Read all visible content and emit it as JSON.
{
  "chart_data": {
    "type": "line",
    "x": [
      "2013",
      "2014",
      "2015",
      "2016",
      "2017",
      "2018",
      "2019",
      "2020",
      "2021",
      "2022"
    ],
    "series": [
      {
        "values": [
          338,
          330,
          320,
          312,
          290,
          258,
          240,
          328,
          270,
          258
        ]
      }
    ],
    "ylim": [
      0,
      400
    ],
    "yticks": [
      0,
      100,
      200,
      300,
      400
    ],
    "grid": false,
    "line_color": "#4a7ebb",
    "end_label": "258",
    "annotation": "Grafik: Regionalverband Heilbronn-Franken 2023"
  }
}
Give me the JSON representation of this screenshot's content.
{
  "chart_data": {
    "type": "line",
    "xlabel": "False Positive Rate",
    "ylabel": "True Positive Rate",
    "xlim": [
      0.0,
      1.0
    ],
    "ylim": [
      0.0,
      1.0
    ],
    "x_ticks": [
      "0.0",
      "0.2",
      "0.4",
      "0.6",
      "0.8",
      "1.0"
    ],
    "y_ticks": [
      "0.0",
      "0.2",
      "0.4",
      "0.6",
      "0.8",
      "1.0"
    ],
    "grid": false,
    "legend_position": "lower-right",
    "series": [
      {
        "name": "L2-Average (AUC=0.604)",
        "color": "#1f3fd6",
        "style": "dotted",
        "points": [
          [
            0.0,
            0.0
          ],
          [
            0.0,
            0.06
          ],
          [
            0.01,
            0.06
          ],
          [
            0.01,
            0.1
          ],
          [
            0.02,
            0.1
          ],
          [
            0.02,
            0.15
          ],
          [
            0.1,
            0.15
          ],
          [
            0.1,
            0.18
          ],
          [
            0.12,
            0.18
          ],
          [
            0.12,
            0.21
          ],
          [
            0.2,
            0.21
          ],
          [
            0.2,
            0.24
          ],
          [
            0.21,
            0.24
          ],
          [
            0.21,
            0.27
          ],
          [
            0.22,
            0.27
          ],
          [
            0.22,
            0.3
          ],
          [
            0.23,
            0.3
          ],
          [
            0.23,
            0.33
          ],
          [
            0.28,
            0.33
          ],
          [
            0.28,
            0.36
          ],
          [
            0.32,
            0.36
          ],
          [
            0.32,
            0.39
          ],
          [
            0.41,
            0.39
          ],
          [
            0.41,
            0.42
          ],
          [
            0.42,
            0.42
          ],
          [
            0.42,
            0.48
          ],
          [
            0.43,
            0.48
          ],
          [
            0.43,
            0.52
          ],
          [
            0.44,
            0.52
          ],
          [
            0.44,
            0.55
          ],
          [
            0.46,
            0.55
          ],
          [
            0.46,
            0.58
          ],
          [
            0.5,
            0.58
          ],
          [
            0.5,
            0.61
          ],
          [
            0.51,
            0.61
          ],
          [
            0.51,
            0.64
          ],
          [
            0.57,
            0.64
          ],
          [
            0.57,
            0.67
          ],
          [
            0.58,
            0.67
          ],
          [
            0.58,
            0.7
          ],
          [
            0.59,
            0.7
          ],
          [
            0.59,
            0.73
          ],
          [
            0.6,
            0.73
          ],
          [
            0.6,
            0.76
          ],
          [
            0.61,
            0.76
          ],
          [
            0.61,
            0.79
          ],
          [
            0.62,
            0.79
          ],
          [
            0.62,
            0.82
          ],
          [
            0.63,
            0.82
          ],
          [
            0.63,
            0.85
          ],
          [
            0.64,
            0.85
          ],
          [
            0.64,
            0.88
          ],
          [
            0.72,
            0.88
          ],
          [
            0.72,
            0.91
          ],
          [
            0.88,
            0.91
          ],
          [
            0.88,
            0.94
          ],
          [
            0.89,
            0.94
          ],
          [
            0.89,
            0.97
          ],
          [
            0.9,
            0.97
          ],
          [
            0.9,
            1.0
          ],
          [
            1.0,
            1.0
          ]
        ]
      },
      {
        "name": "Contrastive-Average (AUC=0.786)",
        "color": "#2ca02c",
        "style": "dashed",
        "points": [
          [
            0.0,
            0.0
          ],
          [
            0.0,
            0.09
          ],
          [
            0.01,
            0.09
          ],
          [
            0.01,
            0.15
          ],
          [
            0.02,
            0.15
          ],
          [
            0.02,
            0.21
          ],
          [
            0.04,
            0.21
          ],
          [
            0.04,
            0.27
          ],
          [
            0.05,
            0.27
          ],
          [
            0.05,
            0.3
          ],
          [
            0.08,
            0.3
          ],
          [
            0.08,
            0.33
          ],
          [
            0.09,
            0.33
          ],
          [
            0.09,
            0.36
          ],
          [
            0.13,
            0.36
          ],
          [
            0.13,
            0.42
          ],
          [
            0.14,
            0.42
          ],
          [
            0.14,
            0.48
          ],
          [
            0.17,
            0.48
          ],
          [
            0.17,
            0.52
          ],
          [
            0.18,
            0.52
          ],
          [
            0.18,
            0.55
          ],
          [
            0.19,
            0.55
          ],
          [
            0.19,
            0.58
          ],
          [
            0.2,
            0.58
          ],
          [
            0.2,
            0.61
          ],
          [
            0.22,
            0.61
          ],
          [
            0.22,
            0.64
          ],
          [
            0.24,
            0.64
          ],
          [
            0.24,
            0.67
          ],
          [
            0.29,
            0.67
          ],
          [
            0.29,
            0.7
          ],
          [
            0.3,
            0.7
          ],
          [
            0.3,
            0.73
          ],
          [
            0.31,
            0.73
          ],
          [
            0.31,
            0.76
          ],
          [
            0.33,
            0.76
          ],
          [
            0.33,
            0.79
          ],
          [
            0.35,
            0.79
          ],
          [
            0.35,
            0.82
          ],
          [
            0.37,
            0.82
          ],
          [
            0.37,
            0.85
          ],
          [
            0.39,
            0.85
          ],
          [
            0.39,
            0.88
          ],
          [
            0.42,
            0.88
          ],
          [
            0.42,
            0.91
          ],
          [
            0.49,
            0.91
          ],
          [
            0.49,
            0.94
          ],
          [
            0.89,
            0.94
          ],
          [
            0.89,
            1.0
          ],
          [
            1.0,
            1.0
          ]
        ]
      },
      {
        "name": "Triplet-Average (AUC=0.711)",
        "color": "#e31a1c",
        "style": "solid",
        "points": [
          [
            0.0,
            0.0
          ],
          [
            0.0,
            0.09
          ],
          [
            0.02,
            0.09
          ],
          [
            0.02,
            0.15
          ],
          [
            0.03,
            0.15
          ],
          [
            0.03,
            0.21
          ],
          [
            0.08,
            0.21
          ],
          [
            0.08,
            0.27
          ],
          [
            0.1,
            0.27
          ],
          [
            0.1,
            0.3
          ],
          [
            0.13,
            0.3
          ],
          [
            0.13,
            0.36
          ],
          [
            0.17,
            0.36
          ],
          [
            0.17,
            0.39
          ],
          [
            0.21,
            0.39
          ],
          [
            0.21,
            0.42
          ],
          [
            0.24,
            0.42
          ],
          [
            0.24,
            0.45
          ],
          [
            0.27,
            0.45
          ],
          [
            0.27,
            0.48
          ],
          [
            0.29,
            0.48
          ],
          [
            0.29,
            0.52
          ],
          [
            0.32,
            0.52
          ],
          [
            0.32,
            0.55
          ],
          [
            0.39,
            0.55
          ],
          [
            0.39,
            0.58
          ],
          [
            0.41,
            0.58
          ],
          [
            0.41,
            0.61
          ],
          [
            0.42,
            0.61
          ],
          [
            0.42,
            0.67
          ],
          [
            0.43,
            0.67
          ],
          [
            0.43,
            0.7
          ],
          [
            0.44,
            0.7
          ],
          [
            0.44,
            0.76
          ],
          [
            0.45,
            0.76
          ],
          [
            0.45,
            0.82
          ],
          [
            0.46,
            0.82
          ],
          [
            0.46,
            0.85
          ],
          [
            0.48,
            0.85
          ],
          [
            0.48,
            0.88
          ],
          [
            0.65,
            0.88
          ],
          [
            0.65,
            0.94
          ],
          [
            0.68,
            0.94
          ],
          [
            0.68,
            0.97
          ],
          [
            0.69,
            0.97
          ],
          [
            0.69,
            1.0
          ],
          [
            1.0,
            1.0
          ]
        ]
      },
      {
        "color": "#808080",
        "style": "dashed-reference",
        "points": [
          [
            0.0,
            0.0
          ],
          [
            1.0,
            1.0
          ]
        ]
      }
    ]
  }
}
☆ ☆ ☆
Go through the listing above and list every line that has the word "JSON".

Read all visible content and emit it as JSON.
Give me the JSON representation of this screenshot's content.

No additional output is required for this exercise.